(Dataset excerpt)
------------------------------

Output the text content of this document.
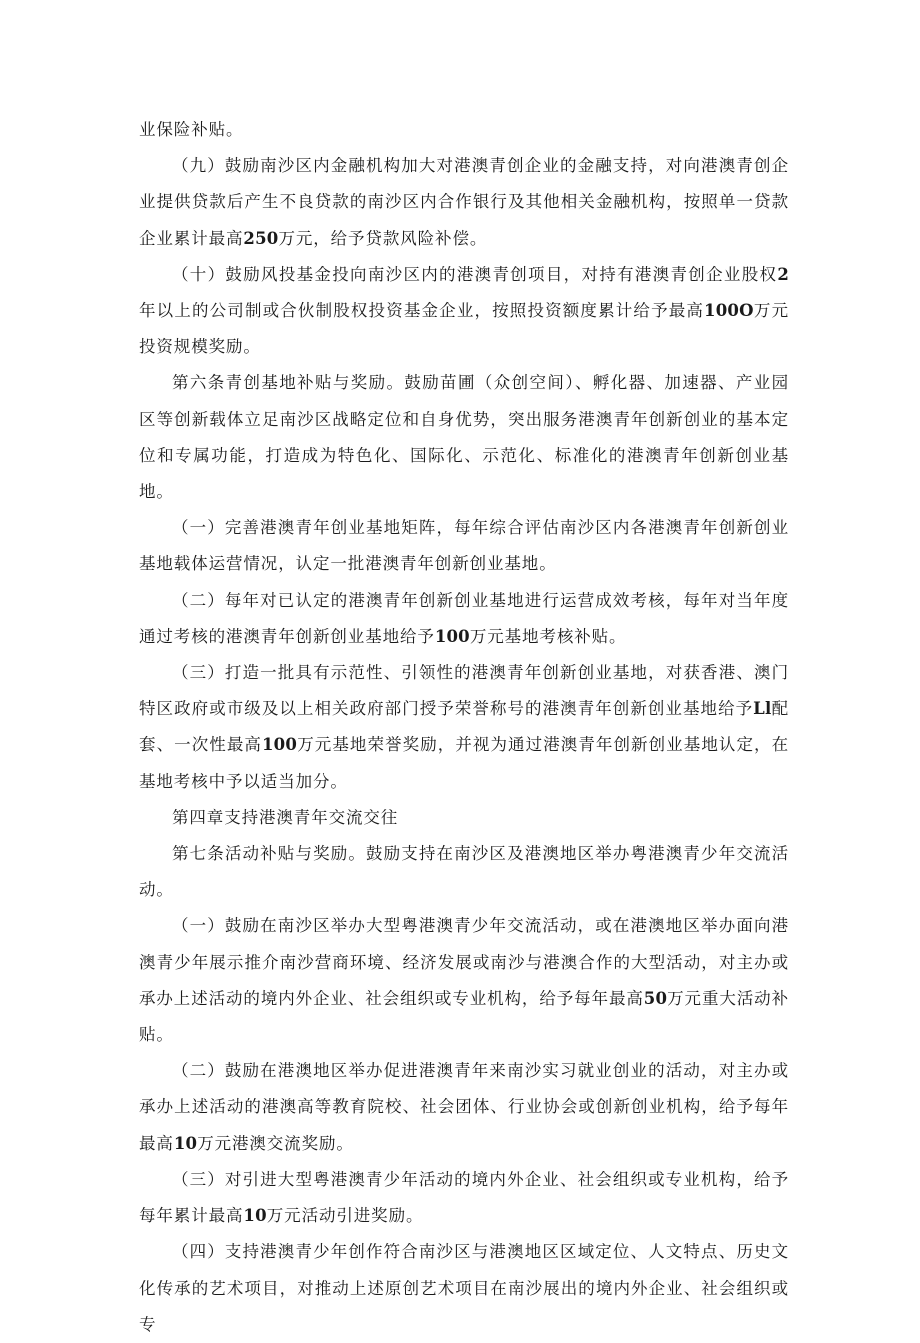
业保险补贴。

（九）鼓励南沙区内金融机构加大对港澳青创企业的金融支持，对向港澳青创企业提供贷款后产生不良贷款的南沙区内合作银行及其他相关金融机构，按照单一贷款企业累计最高250万元，给予贷款风险补偿。

（十）鼓励风投基金投向南沙区内的港澳青创项目，对持有港澳青创企业股权2年以上的公司制或合伙制股权投资基金企业，按照投资额度累计给予最高100O万元投资规模奖励。

第六条青创基地补贴与奖励。鼓励苗圃（众创空间）、孵化器、加速器、产业园区等创新载体立足南沙区战略定位和自身优势，突出服务港澳青年创新创业的基本定位和专属功能，打造成为特色化、国际化、示范化、标准化的港澳青年创新创业基地。

（一）完善港澳青年创业基地矩阵，每年综合评估南沙区内各港澳青年创新创业基地载体运营情况，认定一批港澳青年创新创业基地。

（二）每年对已认定的港澳青年创新创业基地进行运营成效考核，每年对当年度通过考核的港澳青年创新创业基地给予100万元基地考核补贴。

（三）打造一批具有示范性、引领性的港澳青年创新创业基地，对获香港、澳门特区政府或市级及以上相关政府部门授予荣誉称号的港澳青年创新创业基地给予Ll配套、一次性最高100万元基地荣誉奖励，并视为通过港澳青年创新创业基地认定，在基地考核中予以适当加分。

第四章支持港澳青年交流交往

第七条活动补贴与奖励。鼓励支持在南沙区及港澳地区举办粤港澳青少年交流活动。

（一）鼓励在南沙区举办大型粤港澳青少年交流活动，或在港澳地区举办面向港澳青少年展示推介南沙营商环境、经济发展或南沙与港澳合作的大型活动，对主办或承办上述活动的境内外企业、社会组织或专业机构，给予每年最高50万元重大活动补贴。

（二）鼓励在港澳地区举办促进港澳青年来南沙实习就业创业的活动，对主办或承办上述活动的港澳高等教育院校、社会团体、行业协会或创新创业机构，给予每年最高10万元港澳交流奖励。

（三）对引进大型粤港澳青少年活动的境内外企业、社会组织或专业机构，给予每年累计最高10万元活动引进奖励。

（四）支持港澳青少年创作符合南沙区与港澳地区区域定位、人文特点、历史文化传承的艺术项目，对推动上述原创艺术项目在南沙展出的境内外企业、社会组织或专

------------------------------

= Problem description =
Find the word "社会组织或专业机构" in the records and pull out each line that has it.

= Exercise response =
（一）鼓励在南沙区举办大型粤港澳青少年交流活动，或在港澳地区举办面向港澳青少年展示推介南沙营商环境、经济发展或南沙与港澳合作的大型活动，对主办或承办上述活动的境内外企业、社会组织或专业机构，给予每年最高50万元重大活动补贴。
（三）对引进大型粤港澳青少年活动的境内外企业、社会组织或专业机构，给予每年累计最高10万元活动引进奖励。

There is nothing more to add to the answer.